Dataset items:
___
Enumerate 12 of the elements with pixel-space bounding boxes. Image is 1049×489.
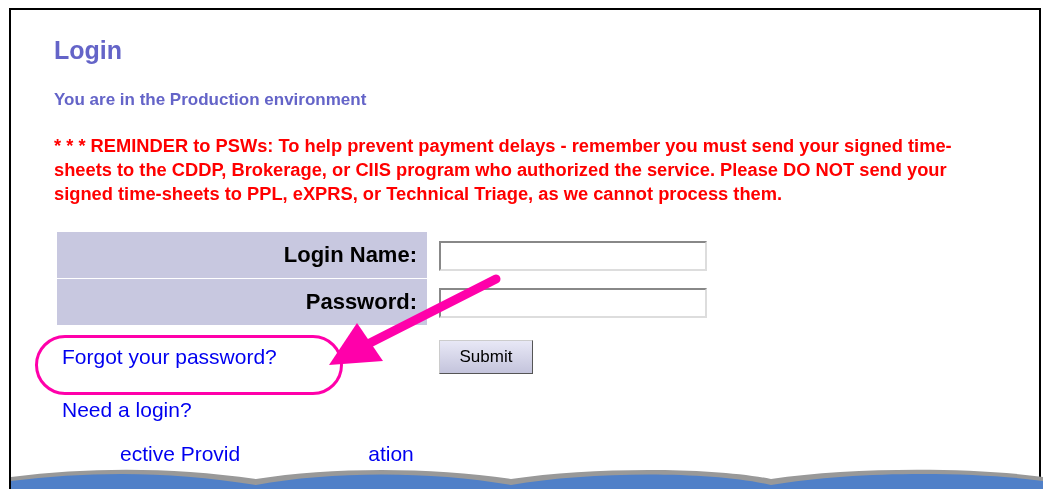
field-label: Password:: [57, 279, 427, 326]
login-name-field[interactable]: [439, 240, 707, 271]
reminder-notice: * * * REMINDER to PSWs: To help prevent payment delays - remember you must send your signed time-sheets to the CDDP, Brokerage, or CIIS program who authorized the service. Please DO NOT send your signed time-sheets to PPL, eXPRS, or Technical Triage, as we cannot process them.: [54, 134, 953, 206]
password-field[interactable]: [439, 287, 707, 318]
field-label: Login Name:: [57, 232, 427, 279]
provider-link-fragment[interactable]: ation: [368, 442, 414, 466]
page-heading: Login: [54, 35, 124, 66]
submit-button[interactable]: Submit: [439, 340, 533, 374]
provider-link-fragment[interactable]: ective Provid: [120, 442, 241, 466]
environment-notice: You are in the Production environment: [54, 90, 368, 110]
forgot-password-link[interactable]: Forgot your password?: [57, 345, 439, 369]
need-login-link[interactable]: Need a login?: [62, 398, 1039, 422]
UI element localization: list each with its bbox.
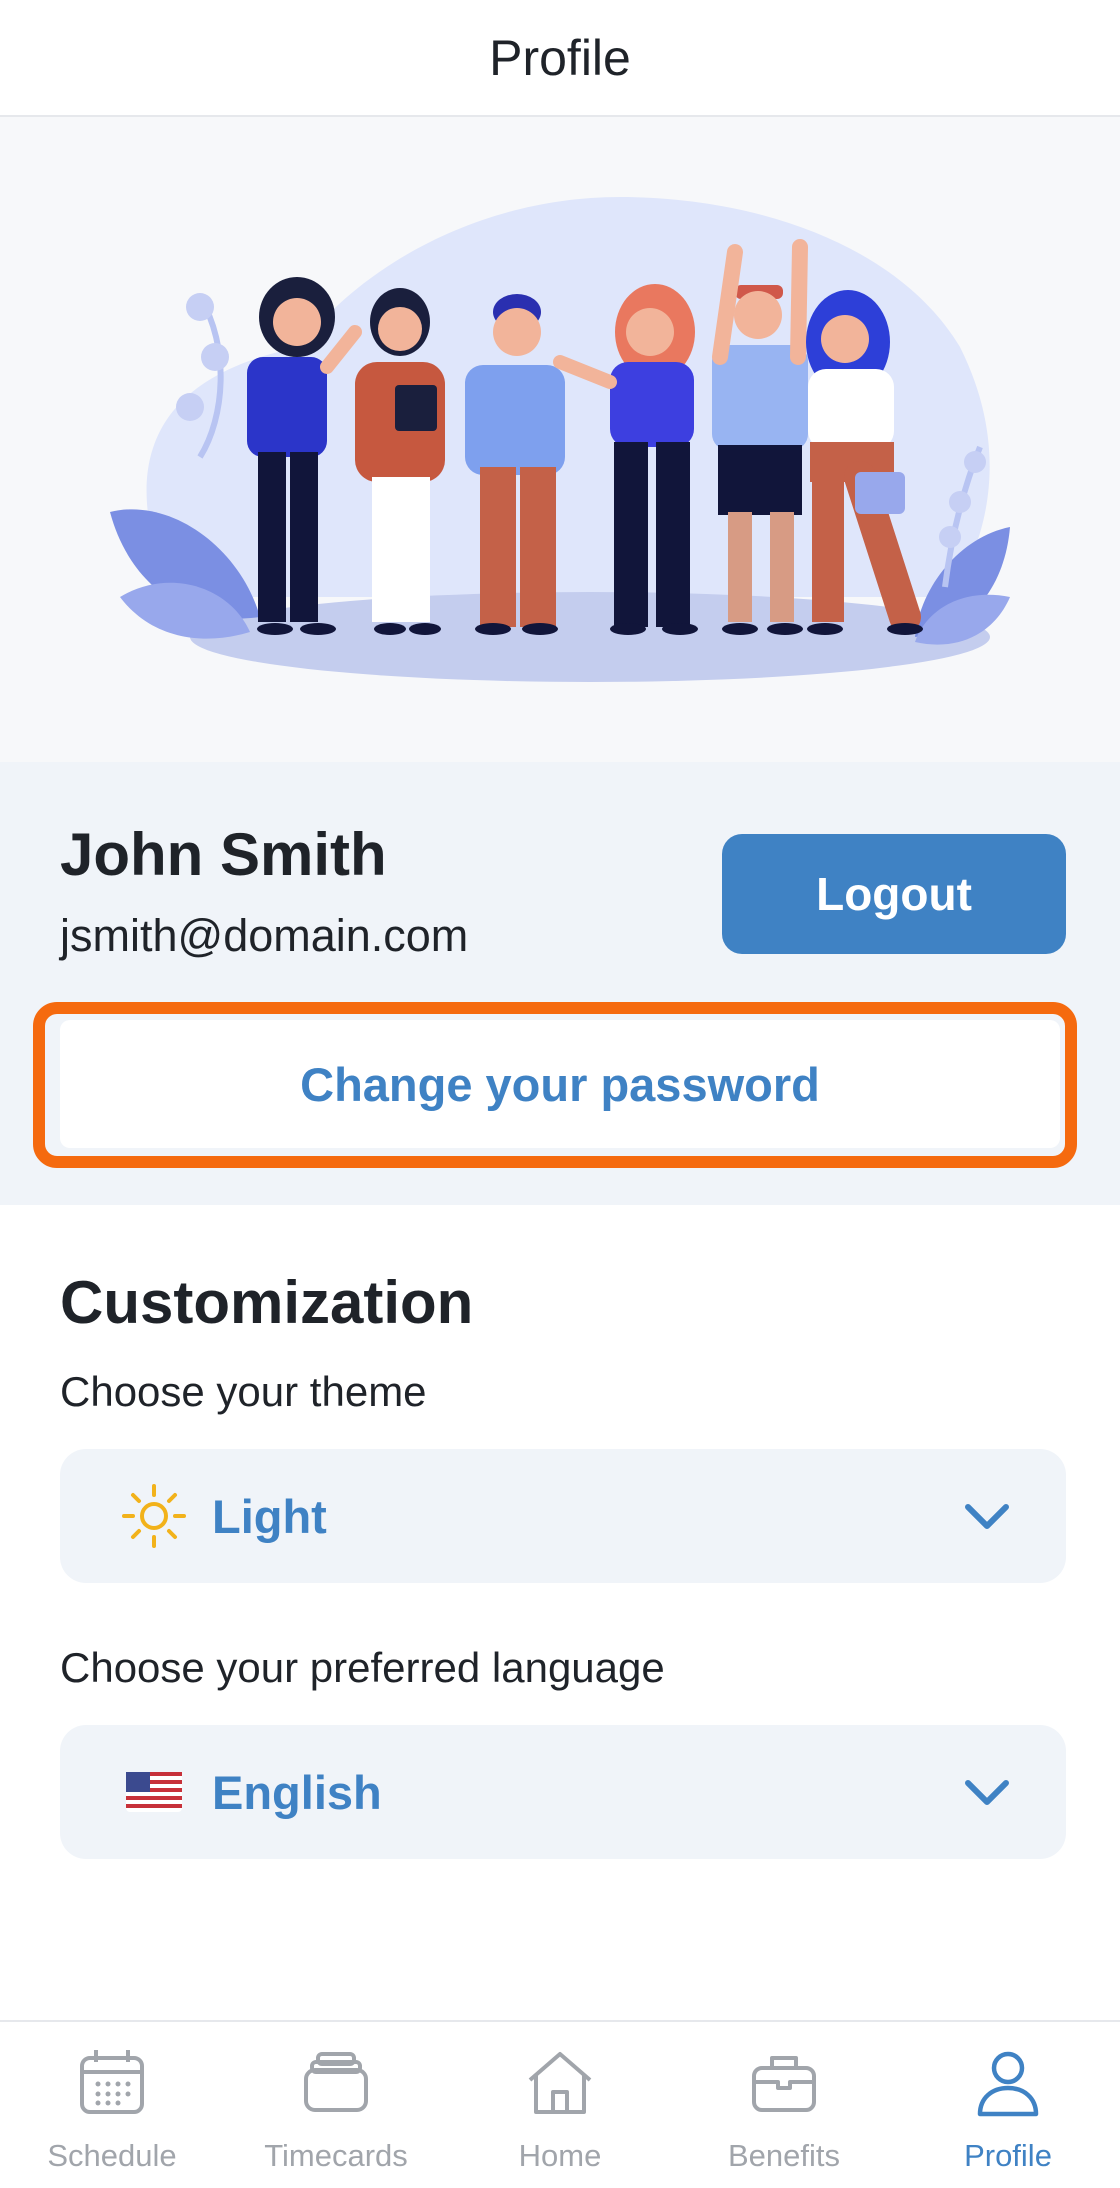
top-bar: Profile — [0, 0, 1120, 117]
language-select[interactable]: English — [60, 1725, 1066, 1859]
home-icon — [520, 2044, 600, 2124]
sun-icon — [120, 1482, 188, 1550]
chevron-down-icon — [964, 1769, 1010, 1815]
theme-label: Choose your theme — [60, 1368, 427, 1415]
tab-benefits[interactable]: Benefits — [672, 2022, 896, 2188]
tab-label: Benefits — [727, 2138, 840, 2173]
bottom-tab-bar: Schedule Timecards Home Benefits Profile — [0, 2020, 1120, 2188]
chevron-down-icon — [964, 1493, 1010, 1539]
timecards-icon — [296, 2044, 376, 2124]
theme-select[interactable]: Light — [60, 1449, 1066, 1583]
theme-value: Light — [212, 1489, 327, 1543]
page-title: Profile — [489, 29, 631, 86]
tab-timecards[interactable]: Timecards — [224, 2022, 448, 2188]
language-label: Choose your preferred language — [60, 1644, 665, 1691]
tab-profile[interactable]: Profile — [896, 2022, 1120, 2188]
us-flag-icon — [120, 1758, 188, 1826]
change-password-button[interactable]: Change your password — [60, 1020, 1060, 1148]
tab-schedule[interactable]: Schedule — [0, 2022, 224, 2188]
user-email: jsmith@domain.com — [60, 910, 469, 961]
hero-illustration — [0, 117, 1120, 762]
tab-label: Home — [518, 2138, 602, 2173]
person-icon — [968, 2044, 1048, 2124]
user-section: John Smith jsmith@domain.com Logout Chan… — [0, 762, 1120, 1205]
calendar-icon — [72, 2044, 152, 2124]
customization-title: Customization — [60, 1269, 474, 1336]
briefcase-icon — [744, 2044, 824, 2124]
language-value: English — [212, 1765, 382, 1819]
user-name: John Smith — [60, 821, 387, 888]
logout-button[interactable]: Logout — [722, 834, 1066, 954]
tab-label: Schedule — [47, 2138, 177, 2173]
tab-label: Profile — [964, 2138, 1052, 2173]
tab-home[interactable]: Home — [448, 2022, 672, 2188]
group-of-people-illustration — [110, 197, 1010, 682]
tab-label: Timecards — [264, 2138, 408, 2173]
___
#### PROBLEM:
Can you duplicate, character for character, the lines of the listing from the one containing "field-label: Password:: [57, 279, 427, 326]" through the one containing "login-name-field[interactable]: [439, 240, 707, 271]", including both?

#### EXERCISE SOLUTION:
field-label: Password:: [57, 279, 427, 326]
login-name-field[interactable]: [439, 240, 707, 271]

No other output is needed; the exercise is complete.